--- begin GIVEN DATA ---

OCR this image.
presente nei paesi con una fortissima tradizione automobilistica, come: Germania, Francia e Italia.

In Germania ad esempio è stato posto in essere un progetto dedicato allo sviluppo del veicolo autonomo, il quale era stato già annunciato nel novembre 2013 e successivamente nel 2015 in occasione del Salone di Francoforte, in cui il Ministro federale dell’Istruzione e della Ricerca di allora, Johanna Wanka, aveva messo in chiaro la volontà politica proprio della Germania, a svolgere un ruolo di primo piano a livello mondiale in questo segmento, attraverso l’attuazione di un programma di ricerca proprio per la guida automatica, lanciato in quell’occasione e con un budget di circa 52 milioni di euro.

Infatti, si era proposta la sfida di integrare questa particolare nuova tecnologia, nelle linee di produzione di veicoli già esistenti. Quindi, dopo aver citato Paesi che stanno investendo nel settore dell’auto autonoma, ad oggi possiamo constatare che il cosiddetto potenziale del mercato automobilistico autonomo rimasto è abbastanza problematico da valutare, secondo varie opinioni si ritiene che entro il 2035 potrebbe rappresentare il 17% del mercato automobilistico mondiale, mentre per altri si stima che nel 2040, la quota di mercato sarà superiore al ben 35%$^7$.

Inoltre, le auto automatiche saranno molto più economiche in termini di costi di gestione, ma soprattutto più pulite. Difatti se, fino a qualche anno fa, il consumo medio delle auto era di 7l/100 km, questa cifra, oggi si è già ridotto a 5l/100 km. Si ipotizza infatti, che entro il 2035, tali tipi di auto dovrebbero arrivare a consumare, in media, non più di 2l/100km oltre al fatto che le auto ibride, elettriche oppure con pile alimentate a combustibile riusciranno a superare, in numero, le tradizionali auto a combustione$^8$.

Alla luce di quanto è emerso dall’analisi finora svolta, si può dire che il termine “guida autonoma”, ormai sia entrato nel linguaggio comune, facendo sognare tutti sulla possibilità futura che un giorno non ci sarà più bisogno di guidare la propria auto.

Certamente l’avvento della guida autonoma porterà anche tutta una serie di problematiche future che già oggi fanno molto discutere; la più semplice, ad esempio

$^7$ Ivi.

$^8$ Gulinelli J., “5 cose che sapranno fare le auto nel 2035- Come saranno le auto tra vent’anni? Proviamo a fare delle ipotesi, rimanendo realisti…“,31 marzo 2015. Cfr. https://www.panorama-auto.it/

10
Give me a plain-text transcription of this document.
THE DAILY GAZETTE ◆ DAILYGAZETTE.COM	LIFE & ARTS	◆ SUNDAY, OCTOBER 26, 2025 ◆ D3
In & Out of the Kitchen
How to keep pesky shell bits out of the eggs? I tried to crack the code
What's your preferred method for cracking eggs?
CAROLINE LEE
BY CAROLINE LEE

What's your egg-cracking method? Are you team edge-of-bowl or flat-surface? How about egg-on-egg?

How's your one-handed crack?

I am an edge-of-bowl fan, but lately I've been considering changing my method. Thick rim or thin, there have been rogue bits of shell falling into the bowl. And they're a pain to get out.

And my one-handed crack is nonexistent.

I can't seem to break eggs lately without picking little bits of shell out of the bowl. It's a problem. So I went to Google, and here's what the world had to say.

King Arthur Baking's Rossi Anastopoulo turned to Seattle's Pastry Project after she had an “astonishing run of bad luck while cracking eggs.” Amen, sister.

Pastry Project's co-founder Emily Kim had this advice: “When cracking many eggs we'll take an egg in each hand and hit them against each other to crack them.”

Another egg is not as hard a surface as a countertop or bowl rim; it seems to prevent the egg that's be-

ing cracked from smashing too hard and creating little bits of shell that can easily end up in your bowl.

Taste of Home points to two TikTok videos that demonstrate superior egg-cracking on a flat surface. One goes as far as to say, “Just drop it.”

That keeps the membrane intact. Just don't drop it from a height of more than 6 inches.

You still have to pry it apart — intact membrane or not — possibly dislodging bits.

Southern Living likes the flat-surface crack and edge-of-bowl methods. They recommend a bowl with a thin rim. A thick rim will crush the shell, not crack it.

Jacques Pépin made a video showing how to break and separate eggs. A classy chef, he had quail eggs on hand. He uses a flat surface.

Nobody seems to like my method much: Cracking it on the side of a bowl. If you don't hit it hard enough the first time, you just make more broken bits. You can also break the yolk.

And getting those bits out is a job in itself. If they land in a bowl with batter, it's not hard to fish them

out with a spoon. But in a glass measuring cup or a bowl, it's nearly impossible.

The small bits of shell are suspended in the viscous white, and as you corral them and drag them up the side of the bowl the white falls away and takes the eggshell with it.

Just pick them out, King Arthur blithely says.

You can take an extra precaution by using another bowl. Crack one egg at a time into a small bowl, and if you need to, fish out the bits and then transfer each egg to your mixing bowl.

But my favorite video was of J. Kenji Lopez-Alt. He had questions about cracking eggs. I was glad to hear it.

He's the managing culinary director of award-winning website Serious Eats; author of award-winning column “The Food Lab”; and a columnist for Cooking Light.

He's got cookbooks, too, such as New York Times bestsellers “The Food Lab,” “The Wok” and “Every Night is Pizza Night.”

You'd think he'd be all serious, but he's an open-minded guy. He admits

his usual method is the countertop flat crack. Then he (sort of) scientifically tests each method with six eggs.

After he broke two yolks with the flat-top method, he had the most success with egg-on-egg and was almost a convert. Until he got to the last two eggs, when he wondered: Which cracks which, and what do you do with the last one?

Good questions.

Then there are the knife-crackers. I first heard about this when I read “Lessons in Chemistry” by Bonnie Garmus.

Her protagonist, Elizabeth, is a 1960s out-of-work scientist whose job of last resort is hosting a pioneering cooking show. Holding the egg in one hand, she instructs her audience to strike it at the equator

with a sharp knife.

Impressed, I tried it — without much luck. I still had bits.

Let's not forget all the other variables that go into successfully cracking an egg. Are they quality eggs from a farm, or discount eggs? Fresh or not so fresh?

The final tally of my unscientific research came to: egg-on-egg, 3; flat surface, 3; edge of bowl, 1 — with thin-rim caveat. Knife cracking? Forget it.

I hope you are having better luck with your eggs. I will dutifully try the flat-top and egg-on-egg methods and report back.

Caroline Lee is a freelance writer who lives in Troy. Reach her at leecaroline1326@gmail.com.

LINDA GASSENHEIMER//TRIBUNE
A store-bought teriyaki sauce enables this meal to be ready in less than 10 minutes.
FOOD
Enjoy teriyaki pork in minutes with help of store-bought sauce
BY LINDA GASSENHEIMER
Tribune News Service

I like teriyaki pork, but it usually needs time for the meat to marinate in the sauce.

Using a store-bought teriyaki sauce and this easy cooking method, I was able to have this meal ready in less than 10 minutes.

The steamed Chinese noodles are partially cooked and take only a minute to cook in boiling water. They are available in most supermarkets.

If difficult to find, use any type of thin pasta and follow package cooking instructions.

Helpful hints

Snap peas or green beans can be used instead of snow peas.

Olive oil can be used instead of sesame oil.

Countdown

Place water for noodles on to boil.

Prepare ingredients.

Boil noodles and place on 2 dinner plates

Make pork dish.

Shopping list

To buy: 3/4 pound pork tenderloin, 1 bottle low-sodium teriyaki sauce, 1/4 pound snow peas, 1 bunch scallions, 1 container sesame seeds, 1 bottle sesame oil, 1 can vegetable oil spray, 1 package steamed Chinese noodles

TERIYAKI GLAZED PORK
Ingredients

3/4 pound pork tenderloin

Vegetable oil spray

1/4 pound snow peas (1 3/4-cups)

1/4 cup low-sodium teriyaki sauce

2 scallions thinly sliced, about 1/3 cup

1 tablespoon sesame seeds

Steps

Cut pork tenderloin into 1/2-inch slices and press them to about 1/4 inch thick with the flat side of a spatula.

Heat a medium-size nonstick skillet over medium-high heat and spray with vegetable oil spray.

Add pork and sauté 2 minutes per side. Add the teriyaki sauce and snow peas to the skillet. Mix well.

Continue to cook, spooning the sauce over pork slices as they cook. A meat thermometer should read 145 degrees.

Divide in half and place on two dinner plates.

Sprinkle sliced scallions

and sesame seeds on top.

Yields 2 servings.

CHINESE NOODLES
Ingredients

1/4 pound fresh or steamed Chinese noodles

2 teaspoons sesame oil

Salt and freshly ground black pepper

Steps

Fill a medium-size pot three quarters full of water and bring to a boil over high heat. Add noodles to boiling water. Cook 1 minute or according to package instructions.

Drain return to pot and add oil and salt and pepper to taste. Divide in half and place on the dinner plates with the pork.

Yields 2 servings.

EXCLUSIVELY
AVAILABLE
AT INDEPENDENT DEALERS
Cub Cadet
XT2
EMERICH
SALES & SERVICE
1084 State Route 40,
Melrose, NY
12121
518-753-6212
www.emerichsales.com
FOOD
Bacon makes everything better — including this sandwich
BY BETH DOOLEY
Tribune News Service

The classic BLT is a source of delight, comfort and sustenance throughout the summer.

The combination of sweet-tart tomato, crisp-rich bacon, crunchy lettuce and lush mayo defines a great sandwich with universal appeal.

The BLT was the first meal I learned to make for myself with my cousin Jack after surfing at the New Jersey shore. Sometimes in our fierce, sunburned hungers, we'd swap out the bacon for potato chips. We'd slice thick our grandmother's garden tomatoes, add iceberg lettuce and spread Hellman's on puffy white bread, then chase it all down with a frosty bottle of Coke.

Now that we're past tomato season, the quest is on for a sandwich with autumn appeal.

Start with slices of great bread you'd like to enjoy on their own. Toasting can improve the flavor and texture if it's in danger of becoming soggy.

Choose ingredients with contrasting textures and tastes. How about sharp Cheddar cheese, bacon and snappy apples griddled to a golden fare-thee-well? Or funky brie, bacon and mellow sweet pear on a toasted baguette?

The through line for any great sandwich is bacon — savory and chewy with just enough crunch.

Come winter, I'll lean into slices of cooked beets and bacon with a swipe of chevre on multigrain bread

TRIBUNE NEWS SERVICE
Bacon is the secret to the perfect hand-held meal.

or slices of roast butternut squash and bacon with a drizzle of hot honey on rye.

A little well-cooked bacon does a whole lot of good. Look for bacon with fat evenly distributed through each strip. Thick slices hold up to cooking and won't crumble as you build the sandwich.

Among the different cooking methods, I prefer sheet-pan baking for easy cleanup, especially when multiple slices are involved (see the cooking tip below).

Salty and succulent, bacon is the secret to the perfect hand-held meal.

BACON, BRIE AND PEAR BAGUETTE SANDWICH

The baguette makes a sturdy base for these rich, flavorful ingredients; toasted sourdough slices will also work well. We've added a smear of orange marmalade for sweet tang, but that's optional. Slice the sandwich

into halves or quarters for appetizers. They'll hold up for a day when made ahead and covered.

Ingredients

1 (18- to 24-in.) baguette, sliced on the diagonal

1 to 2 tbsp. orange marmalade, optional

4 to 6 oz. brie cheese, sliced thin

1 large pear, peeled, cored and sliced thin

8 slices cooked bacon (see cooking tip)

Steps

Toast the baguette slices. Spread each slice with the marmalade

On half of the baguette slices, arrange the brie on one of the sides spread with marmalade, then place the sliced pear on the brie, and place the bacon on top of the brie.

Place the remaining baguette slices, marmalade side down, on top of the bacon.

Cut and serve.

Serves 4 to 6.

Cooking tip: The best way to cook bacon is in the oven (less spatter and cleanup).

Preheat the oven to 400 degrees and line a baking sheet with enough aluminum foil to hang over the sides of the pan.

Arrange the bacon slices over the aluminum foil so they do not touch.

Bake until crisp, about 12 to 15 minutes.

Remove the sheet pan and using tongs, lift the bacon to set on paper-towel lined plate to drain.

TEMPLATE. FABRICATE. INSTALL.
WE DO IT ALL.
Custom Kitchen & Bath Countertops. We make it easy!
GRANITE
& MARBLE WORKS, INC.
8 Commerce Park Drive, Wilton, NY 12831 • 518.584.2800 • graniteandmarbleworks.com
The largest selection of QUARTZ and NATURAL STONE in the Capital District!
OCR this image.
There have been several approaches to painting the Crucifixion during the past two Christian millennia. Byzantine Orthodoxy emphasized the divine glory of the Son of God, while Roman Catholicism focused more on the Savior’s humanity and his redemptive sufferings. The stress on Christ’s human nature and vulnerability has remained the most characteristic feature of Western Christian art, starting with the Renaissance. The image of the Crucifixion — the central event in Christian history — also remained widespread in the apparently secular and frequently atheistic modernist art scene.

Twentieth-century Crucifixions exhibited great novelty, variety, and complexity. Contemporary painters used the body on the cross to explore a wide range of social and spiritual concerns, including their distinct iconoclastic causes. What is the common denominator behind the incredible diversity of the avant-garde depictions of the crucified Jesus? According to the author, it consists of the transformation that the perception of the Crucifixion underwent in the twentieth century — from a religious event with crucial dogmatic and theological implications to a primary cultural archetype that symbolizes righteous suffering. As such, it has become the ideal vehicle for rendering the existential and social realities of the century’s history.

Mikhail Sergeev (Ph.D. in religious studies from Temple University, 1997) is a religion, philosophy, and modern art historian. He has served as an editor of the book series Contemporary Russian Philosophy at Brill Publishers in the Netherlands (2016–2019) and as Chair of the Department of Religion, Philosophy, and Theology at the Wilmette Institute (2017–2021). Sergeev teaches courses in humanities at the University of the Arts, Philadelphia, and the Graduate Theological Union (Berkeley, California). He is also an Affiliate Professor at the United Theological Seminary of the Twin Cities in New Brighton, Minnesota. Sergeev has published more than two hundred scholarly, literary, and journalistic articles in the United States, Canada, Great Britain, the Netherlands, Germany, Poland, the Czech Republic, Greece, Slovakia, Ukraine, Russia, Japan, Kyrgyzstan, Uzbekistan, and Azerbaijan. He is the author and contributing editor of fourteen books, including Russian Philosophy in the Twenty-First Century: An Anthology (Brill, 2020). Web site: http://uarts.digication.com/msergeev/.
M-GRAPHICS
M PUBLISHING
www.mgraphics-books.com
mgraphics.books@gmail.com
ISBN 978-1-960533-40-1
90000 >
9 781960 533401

--- end GIVEN DATA ---

## EXERCISE DIRECTIONS:
Extract, from the material above, each line holding the word "LINDA".

## EXERCISE OUTPUT:
LINDA GASSENHEIMER//TRIBUNE
BY LINDA GASSENHEIMER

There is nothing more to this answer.